* [Directions for this task]: Copy the data below exactly, omitting any picture it contains.

***** Records supplied

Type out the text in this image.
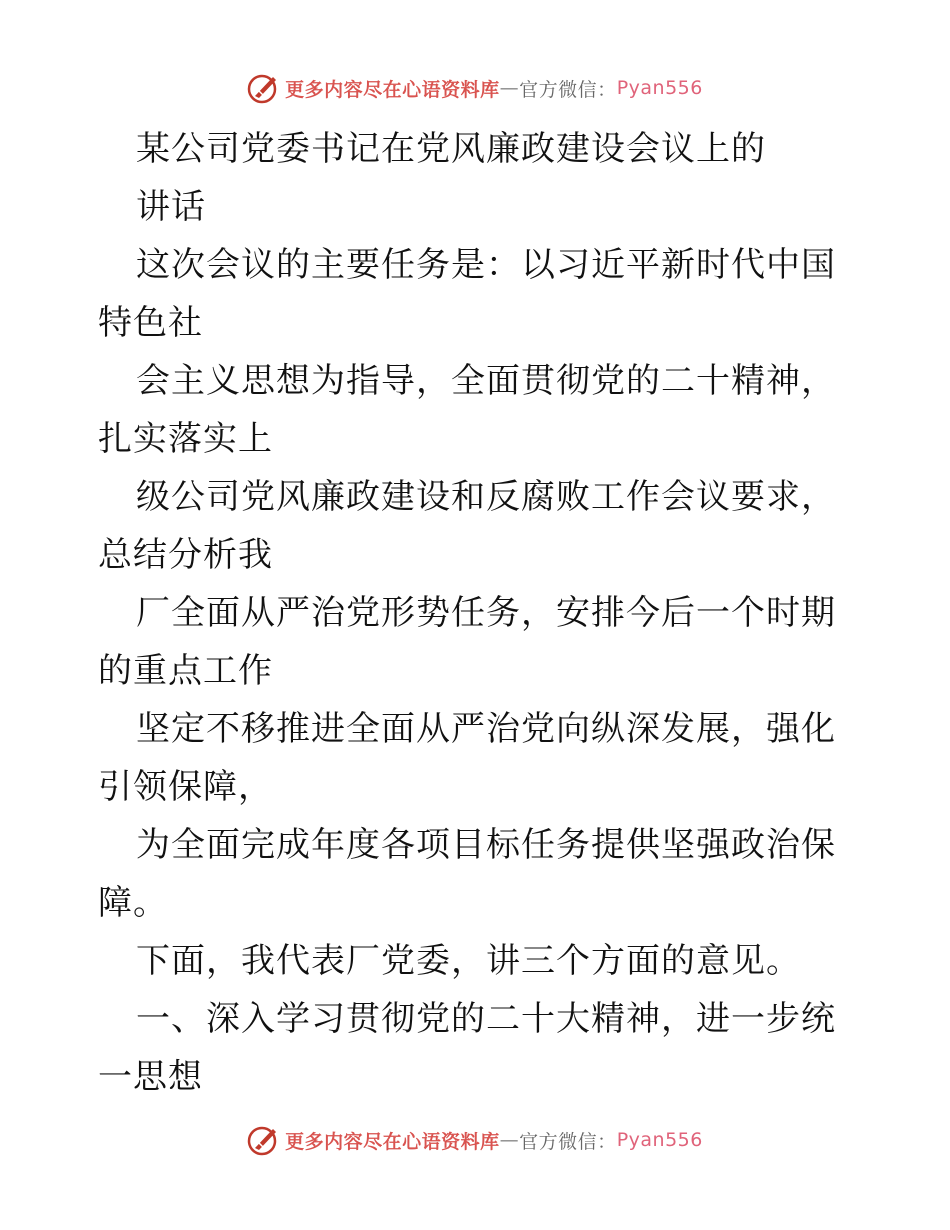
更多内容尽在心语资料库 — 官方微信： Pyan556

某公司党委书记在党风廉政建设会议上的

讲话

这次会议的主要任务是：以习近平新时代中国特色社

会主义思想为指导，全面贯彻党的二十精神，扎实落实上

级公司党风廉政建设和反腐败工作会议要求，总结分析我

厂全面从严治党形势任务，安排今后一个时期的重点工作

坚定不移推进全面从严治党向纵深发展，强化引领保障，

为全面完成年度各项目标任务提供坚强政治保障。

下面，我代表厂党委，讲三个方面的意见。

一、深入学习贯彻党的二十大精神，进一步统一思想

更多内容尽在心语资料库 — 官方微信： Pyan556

**********

* [The solution]:
Type out the text in this image.
更多内容尽在心语资料库 — 官方微信： Pyan556

某公司党委书记在党风廉政建设会议上的

讲话

这次会议的主要任务是：以习近平新时代中国特色社

会主义思想为指导，全面贯彻党的二十精神，扎实落实上

级公司党风廉政建设和反腐败工作会议要求，总结分析我

厂全面从严治党形势任务，安排今后一个时期的重点工作

坚定不移推进全面从严治党向纵深发展，强化引领保障，

为全面完成年度各项目标任务提供坚强政治保障。

下面，我代表厂党委，讲三个方面的意见。

一、深入学习贯彻党的二十大精神，进一步统一思想

更多内容尽在心语资料库 — 官方微信： Pyan556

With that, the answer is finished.